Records
■ ■ ■ ■ ■

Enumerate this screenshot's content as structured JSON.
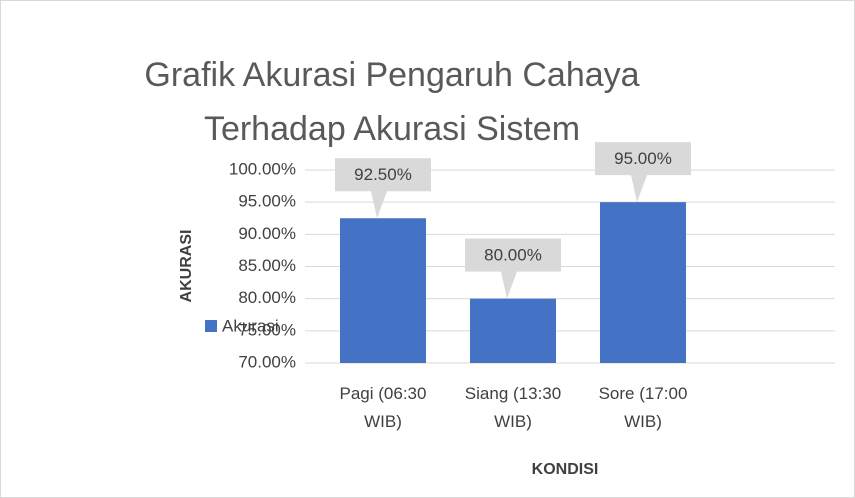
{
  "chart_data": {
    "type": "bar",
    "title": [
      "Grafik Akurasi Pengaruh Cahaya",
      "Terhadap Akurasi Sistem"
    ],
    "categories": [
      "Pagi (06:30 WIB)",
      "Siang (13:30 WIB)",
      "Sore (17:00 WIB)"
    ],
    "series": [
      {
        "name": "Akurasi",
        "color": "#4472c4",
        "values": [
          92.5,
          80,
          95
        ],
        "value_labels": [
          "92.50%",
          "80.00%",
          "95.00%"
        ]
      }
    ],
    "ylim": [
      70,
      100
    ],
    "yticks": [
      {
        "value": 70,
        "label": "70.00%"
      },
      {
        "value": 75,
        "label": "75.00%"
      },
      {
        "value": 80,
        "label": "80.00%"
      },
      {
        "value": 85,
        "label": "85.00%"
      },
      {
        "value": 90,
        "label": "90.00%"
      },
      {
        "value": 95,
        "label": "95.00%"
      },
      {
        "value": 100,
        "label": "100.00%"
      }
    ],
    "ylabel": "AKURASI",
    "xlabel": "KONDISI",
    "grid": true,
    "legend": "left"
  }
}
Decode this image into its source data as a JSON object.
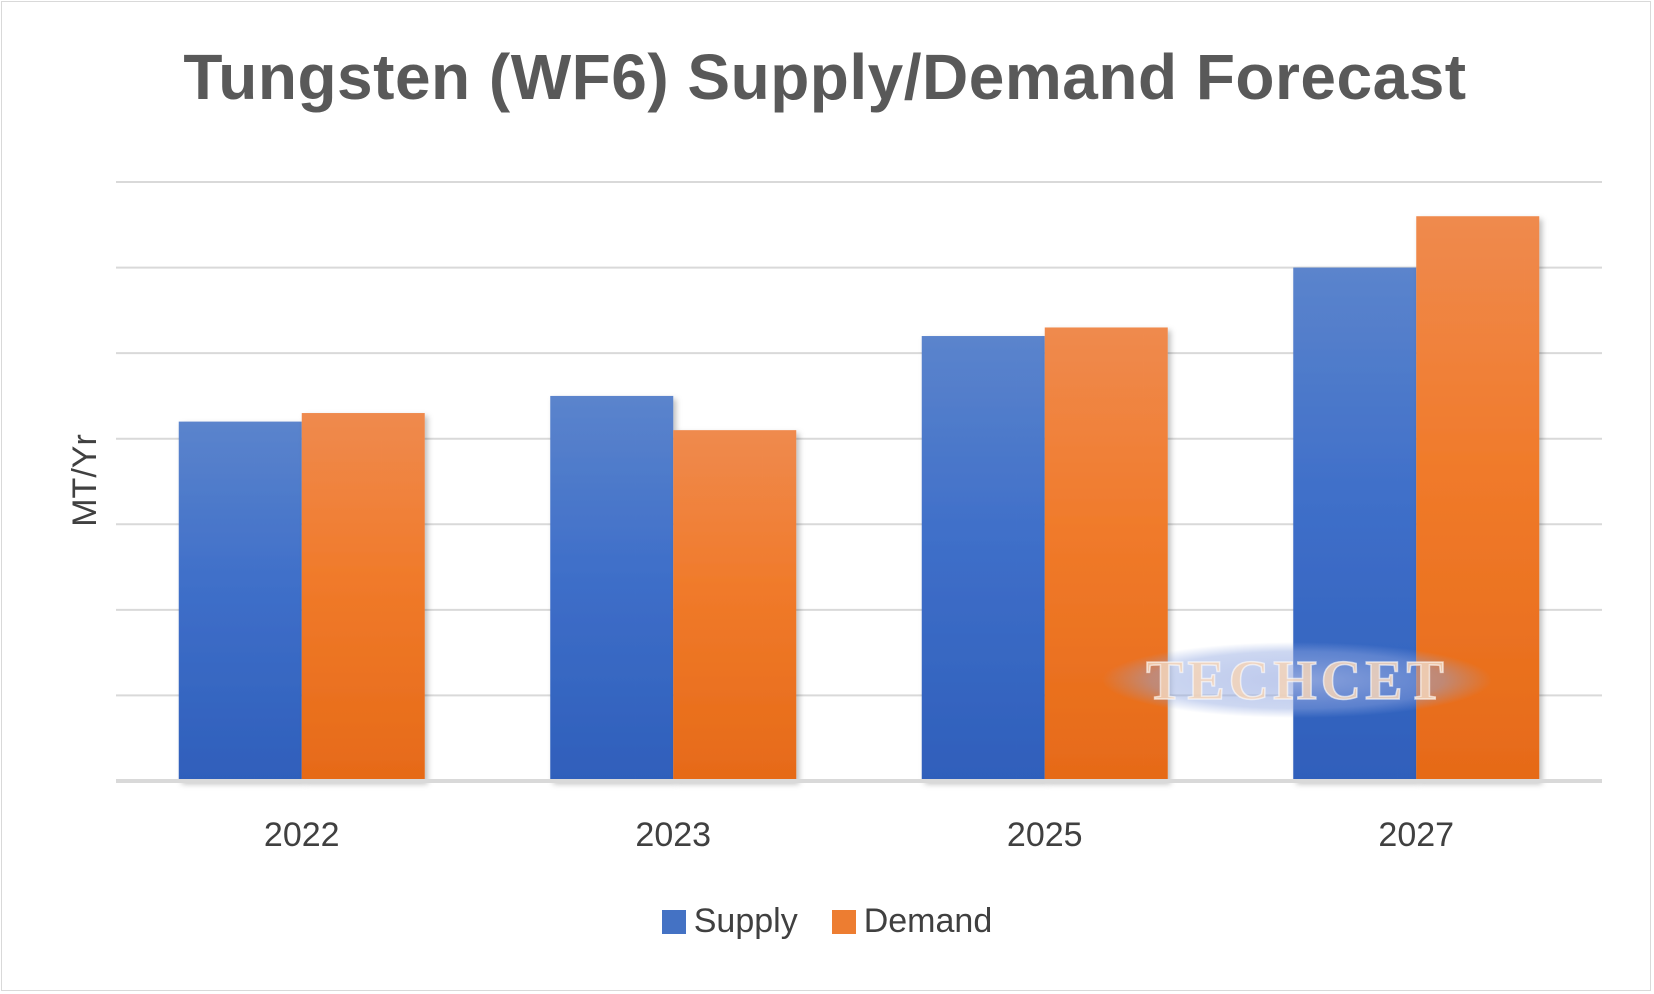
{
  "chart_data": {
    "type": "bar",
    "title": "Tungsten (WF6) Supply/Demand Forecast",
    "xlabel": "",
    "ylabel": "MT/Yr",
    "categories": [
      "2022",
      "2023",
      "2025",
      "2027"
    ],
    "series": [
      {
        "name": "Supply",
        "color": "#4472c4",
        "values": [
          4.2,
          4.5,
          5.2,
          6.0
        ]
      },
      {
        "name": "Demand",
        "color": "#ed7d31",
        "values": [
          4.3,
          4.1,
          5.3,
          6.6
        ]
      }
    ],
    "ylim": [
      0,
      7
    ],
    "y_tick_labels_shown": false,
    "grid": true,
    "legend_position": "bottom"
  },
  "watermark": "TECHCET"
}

■ ■ ■ ■ ■

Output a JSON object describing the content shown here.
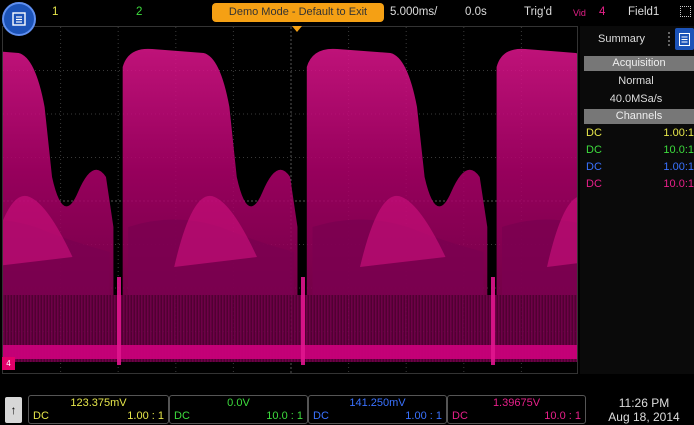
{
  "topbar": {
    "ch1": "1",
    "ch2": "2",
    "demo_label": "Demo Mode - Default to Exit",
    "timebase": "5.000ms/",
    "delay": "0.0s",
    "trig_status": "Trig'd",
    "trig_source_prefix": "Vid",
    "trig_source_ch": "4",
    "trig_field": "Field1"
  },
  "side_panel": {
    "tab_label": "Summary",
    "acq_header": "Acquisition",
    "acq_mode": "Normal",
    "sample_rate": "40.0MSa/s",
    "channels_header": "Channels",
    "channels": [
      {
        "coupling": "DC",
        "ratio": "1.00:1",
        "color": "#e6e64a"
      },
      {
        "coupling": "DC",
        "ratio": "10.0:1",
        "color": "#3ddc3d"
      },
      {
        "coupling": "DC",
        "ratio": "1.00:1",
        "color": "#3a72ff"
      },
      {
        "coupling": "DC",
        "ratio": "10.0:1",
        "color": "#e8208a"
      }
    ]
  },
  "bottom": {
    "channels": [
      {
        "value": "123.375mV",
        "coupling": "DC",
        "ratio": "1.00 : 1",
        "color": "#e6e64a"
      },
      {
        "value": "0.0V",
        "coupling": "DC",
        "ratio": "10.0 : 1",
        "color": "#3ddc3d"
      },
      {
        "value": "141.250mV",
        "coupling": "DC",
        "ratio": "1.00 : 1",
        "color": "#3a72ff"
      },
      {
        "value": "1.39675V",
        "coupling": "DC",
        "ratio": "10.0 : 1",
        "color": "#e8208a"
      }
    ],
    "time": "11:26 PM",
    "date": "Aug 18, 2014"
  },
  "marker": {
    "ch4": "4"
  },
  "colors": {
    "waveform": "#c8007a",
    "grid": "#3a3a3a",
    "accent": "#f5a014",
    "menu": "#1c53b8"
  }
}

■ ■ ■ ■ ■

What to work on: Pick out every line holding the string "JSON" and return it.

Problem solution:
Enumerate this screenshot's content as structured JSON.
Decode this image into its source data as a JSON object.
Output a JSON object describing the content shown here.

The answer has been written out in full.